### INSTRUCTIONS TO FOLLOW
Copy the lines below verbatim, from the line with "data-point <box>365 230 372 237</box>" up to and including the line with "data-point <box>345 224 352 231</box>", and nothing else.

%%

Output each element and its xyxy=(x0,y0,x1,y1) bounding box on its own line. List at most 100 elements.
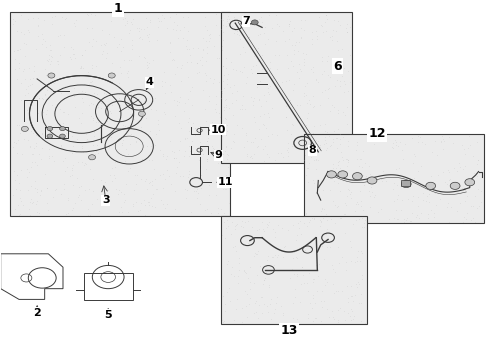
Point xyxy=(227,231,235,237)
Point xyxy=(60,96,68,102)
Point xyxy=(266,12,273,18)
Point xyxy=(69,163,77,168)
Point xyxy=(292,39,299,45)
Point xyxy=(415,215,422,220)
Point xyxy=(408,135,416,141)
Point xyxy=(319,187,327,193)
Point xyxy=(165,174,173,179)
Point xyxy=(44,58,52,64)
Point xyxy=(196,139,204,145)
Point xyxy=(223,76,231,82)
Point xyxy=(142,116,150,121)
Point xyxy=(201,207,209,213)
Point xyxy=(68,165,76,171)
Point xyxy=(222,128,230,134)
Point xyxy=(234,296,242,302)
Point xyxy=(201,70,209,76)
Point xyxy=(139,157,147,162)
Point xyxy=(467,203,475,208)
Point xyxy=(434,172,442,178)
Point xyxy=(117,36,125,42)
Point xyxy=(195,176,202,181)
Point xyxy=(85,186,93,192)
Point xyxy=(290,81,298,86)
Point xyxy=(155,127,163,133)
Point xyxy=(127,57,135,63)
Point xyxy=(216,55,223,61)
Point xyxy=(468,175,476,181)
Point xyxy=(260,30,268,36)
Point xyxy=(307,154,315,159)
Point xyxy=(191,125,199,131)
Point xyxy=(281,243,289,248)
Point xyxy=(10,168,18,174)
Point xyxy=(363,136,371,141)
Point xyxy=(128,37,136,42)
Point xyxy=(465,145,472,151)
Point xyxy=(396,139,404,145)
Point xyxy=(204,132,212,138)
Point xyxy=(253,227,261,233)
Point xyxy=(79,149,87,155)
Point xyxy=(173,35,181,41)
Point xyxy=(176,27,184,32)
Point xyxy=(43,73,50,78)
Point xyxy=(412,215,420,220)
Point xyxy=(282,114,290,120)
Point xyxy=(120,97,128,103)
Point xyxy=(316,217,323,223)
Point xyxy=(317,219,325,224)
Point xyxy=(275,23,283,29)
Point xyxy=(346,79,354,85)
Point xyxy=(297,281,305,287)
Point xyxy=(105,145,113,150)
Point xyxy=(322,28,330,33)
Point xyxy=(304,311,312,316)
Point xyxy=(417,210,425,216)
Point xyxy=(289,63,297,69)
Point xyxy=(297,34,305,40)
Point xyxy=(466,133,473,139)
Point xyxy=(205,98,213,103)
Point xyxy=(336,78,343,84)
Point xyxy=(308,137,316,143)
Point xyxy=(89,117,97,123)
Point xyxy=(241,269,249,275)
Point xyxy=(45,207,52,212)
Point xyxy=(245,46,253,52)
Point xyxy=(428,186,436,192)
Point xyxy=(318,243,326,249)
Point xyxy=(247,153,255,159)
Point xyxy=(193,71,201,76)
Point xyxy=(46,61,54,67)
Point xyxy=(19,68,26,74)
Point xyxy=(167,49,174,55)
Point xyxy=(184,28,192,34)
Point xyxy=(285,99,293,104)
Point xyxy=(203,139,211,144)
Point xyxy=(219,186,227,192)
Point xyxy=(33,162,41,168)
Point xyxy=(110,35,118,40)
Point xyxy=(161,100,169,106)
Point xyxy=(50,111,58,116)
Point xyxy=(48,153,56,159)
Point xyxy=(153,37,161,42)
Point xyxy=(230,16,238,22)
Point xyxy=(318,205,326,211)
Point xyxy=(202,78,210,84)
Point xyxy=(262,269,270,274)
Point xyxy=(146,86,154,91)
Point xyxy=(119,44,127,50)
Point xyxy=(39,37,47,42)
Point xyxy=(309,135,317,141)
Point xyxy=(176,173,184,179)
Point xyxy=(74,194,82,200)
Point xyxy=(254,315,262,320)
Point xyxy=(249,63,257,68)
Point xyxy=(70,85,77,91)
Point xyxy=(352,281,360,287)
Point xyxy=(309,64,317,70)
Point xyxy=(212,101,220,107)
Point xyxy=(186,52,194,58)
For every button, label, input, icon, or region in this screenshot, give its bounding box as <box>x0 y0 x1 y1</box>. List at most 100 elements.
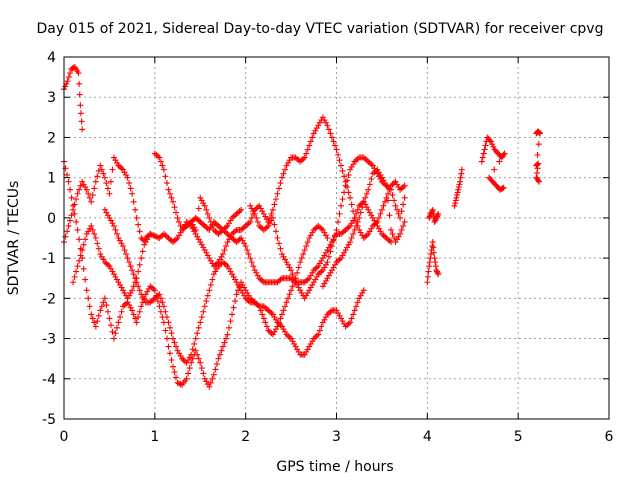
data-point <box>365 230 372 237</box>
data-point <box>138 303 145 310</box>
data-point <box>173 209 180 216</box>
data-point <box>294 281 301 288</box>
data-point <box>235 209 242 216</box>
data-point <box>378 206 385 213</box>
data-point <box>336 210 343 217</box>
x-axis-label: GPS time / hours <box>276 459 393 475</box>
data-point <box>213 361 220 368</box>
data-point <box>194 216 201 223</box>
data-point <box>170 335 176 342</box>
x-tick-label: 2 <box>241 429 250 445</box>
data-point <box>166 190 173 197</box>
data-point <box>110 222 117 229</box>
data-point <box>333 259 340 266</box>
x-tick-label: 1 <box>150 429 159 445</box>
data-point <box>173 374 180 381</box>
data-point <box>380 202 387 209</box>
data-point <box>248 259 255 266</box>
data-point <box>154 292 161 299</box>
data-point <box>345 241 352 248</box>
data-point <box>207 281 214 288</box>
data-point <box>129 190 136 197</box>
data-point <box>112 273 119 280</box>
data-point <box>250 208 257 215</box>
data-point <box>356 214 363 221</box>
data-point <box>304 346 311 353</box>
data-point <box>153 293 160 300</box>
data-point <box>380 177 387 184</box>
data-point <box>263 216 270 223</box>
data-point <box>179 355 186 362</box>
data-point <box>280 170 287 177</box>
data-point <box>95 167 102 174</box>
data-point <box>430 249 437 256</box>
data-point <box>322 277 329 284</box>
data-point <box>83 287 90 294</box>
data-point <box>391 197 398 204</box>
data-point <box>166 350 173 357</box>
data-point <box>216 256 223 263</box>
data-point <box>110 154 117 161</box>
data-point <box>259 277 266 284</box>
data-point <box>107 265 114 272</box>
data-point <box>192 214 199 221</box>
data-point <box>336 312 343 319</box>
data-point <box>434 269 441 276</box>
data-point <box>97 307 104 314</box>
data-point <box>309 281 316 288</box>
data-point <box>130 271 137 278</box>
data-point <box>339 167 346 174</box>
data-point <box>345 224 352 231</box>
data-point <box>101 206 108 213</box>
data-point <box>347 166 354 173</box>
data-point <box>71 201 78 208</box>
data-point <box>68 212 75 219</box>
data-point <box>76 186 83 193</box>
data-point <box>135 283 142 290</box>
data-point <box>321 316 328 323</box>
data-point <box>251 267 258 274</box>
data-point <box>321 229 328 236</box>
data-point <box>285 295 292 302</box>
data-point <box>269 331 276 338</box>
data-point <box>117 281 124 288</box>
data-point <box>207 379 214 386</box>
data-point <box>94 173 101 180</box>
data-point <box>186 354 193 361</box>
data-point <box>319 267 326 274</box>
data-point <box>162 173 169 180</box>
data-point <box>166 236 173 243</box>
data-point <box>306 287 313 294</box>
data-point <box>233 210 240 217</box>
data-point <box>292 343 299 350</box>
data-point <box>194 351 201 358</box>
data-point <box>115 279 122 286</box>
data-point <box>342 226 349 233</box>
data-point <box>496 158 503 165</box>
data-point <box>350 230 357 237</box>
data-point <box>136 287 143 294</box>
data-point <box>189 355 196 362</box>
data-point <box>491 166 498 173</box>
data-point <box>347 319 354 326</box>
data-point <box>206 383 213 390</box>
data-point <box>534 151 541 158</box>
data-point <box>245 220 252 227</box>
data-point <box>325 126 332 133</box>
data-point <box>384 236 391 243</box>
data-point <box>282 256 289 263</box>
data-point <box>369 170 376 177</box>
data-point <box>324 247 331 254</box>
data-point <box>316 269 323 276</box>
data-point <box>117 314 124 321</box>
data-point <box>126 180 133 187</box>
data-point <box>238 287 245 294</box>
data-point <box>212 268 219 275</box>
data-point <box>236 208 243 215</box>
data-point <box>533 169 540 176</box>
y-tick-label: -1 <box>42 251 56 267</box>
data-point <box>224 230 231 237</box>
data-point <box>535 141 542 148</box>
data-point <box>183 359 190 366</box>
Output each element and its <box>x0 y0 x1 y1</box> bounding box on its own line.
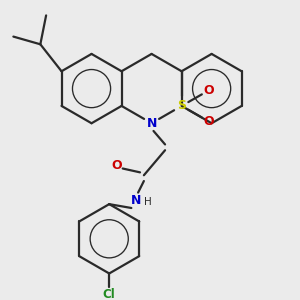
Text: O: O <box>203 84 214 97</box>
Text: N: N <box>146 117 157 130</box>
Text: N: N <box>131 194 141 207</box>
Text: Cl: Cl <box>103 288 116 300</box>
Text: H: H <box>144 197 152 207</box>
Text: O: O <box>203 115 214 128</box>
Text: S: S <box>177 99 186 112</box>
Text: O: O <box>112 159 122 172</box>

%%

### THE OUTPUT
data-point <box>365 230 372 237</box>
data-point <box>138 303 145 310</box>
data-point <box>173 209 180 216</box>
data-point <box>294 281 301 288</box>
data-point <box>235 209 242 216</box>
data-point <box>378 206 385 213</box>
data-point <box>336 210 343 217</box>
x-axis-label: GPS time / hours <box>276 459 393 475</box>
data-point <box>213 361 220 368</box>
data-point <box>194 216 201 223</box>
data-point <box>170 335 176 342</box>
x-tick-label: 2 <box>241 429 250 445</box>
data-point <box>166 190 173 197</box>
data-point <box>110 222 117 229</box>
data-point <box>333 259 340 266</box>
x-tick-label: 1 <box>150 429 159 445</box>
data-point <box>173 374 180 381</box>
data-point <box>380 202 387 209</box>
data-point <box>248 259 255 266</box>
data-point <box>154 292 161 299</box>
data-point <box>345 241 352 248</box>
data-point <box>207 281 214 288</box>
data-point <box>129 190 136 197</box>
data-point <box>112 273 119 280</box>
data-point <box>250 208 257 215</box>
data-point <box>356 214 363 221</box>
data-point <box>304 346 311 353</box>
data-point <box>153 293 160 300</box>
data-point <box>380 177 387 184</box>
data-point <box>263 216 270 223</box>
data-point <box>179 355 186 362</box>
data-point <box>280 170 287 177</box>
data-point <box>95 167 102 174</box>
data-point <box>430 249 437 256</box>
data-point <box>322 277 329 284</box>
data-point <box>83 287 90 294</box>
data-point <box>391 197 398 204</box>
data-point <box>166 350 173 357</box>
data-point <box>216 256 223 263</box>
data-point <box>110 154 117 161</box>
data-point <box>259 277 266 284</box>
data-point <box>107 265 114 272</box>
data-point <box>192 214 199 221</box>
data-point <box>336 312 343 319</box>
data-point <box>434 269 441 276</box>
data-point <box>97 307 104 314</box>
data-point <box>309 281 316 288</box>
data-point <box>130 271 137 278</box>
data-point <box>339 167 346 174</box>
data-point <box>345 224 352 231</box>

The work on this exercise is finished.